** BEGIN Provided material **

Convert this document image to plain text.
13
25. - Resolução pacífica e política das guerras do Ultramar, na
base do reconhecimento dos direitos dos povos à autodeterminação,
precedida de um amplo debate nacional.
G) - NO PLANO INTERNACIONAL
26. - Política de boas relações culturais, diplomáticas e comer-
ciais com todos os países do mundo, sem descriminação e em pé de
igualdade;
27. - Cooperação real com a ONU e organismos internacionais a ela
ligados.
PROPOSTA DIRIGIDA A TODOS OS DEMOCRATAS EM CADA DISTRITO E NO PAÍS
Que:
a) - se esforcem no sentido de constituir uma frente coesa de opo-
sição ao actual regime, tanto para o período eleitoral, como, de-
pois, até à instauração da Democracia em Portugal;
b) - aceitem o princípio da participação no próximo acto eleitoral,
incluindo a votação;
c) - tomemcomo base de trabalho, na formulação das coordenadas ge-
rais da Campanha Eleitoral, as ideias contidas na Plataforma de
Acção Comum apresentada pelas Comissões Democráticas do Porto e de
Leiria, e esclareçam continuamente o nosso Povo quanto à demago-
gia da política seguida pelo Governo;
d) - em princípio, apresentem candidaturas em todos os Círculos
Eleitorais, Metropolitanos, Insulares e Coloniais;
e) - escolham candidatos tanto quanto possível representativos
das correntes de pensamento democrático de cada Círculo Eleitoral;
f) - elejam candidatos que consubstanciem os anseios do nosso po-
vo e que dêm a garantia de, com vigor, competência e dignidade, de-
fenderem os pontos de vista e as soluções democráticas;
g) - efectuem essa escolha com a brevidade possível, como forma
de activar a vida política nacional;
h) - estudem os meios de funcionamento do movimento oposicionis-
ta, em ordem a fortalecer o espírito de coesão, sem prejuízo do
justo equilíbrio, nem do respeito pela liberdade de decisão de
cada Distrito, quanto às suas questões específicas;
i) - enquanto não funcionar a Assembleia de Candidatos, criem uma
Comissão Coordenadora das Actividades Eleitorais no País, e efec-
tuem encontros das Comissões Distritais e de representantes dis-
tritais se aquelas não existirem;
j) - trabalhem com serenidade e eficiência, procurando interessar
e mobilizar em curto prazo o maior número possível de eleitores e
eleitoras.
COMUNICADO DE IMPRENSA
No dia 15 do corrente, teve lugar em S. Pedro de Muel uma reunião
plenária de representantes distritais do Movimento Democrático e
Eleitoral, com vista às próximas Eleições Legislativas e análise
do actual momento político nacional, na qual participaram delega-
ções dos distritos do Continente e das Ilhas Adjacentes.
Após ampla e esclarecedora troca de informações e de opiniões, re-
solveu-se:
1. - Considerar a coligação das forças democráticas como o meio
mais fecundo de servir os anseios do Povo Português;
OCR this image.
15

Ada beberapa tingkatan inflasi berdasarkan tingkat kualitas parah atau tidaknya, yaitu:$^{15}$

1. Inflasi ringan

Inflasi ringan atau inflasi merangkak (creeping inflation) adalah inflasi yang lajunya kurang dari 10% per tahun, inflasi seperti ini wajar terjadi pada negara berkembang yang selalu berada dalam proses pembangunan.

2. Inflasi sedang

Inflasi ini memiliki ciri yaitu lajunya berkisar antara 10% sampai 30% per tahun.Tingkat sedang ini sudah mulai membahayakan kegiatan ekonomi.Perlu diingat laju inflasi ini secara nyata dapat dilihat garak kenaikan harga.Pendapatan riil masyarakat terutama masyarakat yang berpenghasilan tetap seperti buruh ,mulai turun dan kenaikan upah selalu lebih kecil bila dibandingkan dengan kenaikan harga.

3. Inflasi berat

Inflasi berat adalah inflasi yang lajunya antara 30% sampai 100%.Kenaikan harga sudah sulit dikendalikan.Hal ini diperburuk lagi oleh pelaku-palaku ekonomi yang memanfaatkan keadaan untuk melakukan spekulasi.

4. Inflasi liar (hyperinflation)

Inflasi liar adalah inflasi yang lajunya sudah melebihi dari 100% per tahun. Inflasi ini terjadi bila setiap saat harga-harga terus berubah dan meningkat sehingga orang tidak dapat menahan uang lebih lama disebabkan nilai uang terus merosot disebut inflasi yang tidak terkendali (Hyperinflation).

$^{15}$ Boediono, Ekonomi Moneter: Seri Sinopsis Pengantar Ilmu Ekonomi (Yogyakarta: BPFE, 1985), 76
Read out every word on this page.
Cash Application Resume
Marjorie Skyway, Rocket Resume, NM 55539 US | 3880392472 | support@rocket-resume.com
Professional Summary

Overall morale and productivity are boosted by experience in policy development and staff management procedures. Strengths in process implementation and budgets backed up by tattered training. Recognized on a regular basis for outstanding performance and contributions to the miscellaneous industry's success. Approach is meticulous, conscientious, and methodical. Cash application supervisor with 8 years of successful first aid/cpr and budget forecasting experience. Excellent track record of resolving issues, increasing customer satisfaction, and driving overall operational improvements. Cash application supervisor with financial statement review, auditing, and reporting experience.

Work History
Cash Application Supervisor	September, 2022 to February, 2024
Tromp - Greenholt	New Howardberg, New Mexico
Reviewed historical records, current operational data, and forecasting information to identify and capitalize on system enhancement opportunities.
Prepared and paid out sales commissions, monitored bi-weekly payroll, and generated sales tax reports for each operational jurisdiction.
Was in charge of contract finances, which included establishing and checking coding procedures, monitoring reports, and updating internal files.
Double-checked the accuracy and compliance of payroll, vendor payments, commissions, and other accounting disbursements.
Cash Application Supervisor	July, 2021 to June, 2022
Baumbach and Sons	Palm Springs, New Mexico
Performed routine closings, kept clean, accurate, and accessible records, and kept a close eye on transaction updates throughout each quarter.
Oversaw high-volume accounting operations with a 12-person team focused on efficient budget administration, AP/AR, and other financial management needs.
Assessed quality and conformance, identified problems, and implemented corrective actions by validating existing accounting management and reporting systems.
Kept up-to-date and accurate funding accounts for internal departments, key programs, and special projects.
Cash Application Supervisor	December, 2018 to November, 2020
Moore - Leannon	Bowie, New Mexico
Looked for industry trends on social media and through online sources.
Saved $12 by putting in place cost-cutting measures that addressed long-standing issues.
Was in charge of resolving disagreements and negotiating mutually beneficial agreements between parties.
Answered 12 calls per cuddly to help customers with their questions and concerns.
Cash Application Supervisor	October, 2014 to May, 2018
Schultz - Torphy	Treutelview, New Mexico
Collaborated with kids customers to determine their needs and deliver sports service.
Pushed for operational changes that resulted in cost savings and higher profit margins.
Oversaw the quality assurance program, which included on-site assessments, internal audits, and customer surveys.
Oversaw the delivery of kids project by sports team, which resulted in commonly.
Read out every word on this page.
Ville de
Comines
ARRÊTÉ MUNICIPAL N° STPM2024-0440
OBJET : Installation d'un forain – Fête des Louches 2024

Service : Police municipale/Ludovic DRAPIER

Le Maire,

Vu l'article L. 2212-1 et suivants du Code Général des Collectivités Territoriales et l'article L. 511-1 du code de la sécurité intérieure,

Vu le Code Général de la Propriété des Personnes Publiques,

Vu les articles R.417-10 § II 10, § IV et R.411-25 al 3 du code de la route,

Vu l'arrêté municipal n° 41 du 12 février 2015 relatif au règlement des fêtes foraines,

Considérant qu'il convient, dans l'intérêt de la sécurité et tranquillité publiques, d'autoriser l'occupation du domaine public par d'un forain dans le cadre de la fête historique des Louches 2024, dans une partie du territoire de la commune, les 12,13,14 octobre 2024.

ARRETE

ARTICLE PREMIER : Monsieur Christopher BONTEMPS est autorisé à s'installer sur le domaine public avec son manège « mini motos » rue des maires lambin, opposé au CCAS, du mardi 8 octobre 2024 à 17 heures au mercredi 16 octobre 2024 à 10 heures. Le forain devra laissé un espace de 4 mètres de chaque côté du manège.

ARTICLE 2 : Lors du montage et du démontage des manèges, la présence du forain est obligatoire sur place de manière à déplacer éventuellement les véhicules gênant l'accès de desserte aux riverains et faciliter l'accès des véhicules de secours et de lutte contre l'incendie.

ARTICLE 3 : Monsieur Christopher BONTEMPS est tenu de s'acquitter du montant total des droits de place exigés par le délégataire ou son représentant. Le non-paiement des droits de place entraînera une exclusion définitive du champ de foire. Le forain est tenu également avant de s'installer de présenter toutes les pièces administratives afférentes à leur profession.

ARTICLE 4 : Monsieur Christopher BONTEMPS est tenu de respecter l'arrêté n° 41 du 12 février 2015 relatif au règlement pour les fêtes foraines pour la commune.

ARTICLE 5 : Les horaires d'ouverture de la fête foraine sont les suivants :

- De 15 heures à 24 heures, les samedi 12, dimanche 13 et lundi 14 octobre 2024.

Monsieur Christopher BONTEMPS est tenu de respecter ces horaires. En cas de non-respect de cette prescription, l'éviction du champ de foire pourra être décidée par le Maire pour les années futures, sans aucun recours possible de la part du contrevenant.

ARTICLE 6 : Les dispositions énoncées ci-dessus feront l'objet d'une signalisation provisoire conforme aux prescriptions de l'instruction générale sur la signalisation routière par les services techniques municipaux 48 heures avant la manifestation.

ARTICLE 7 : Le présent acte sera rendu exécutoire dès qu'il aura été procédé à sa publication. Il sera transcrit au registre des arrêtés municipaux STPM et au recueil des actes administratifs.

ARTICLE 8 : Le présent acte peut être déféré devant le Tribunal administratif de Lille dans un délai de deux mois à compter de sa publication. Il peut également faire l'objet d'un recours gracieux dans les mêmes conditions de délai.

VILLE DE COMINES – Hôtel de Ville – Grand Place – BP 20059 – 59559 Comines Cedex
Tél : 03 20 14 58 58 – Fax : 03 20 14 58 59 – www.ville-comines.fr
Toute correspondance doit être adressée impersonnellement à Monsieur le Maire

** END Provided material **

■ **What the exercise asks**: Go over the records above and tally the lines with the word "dapat" in them. Give the number alone.

■ **Worked answer**: 2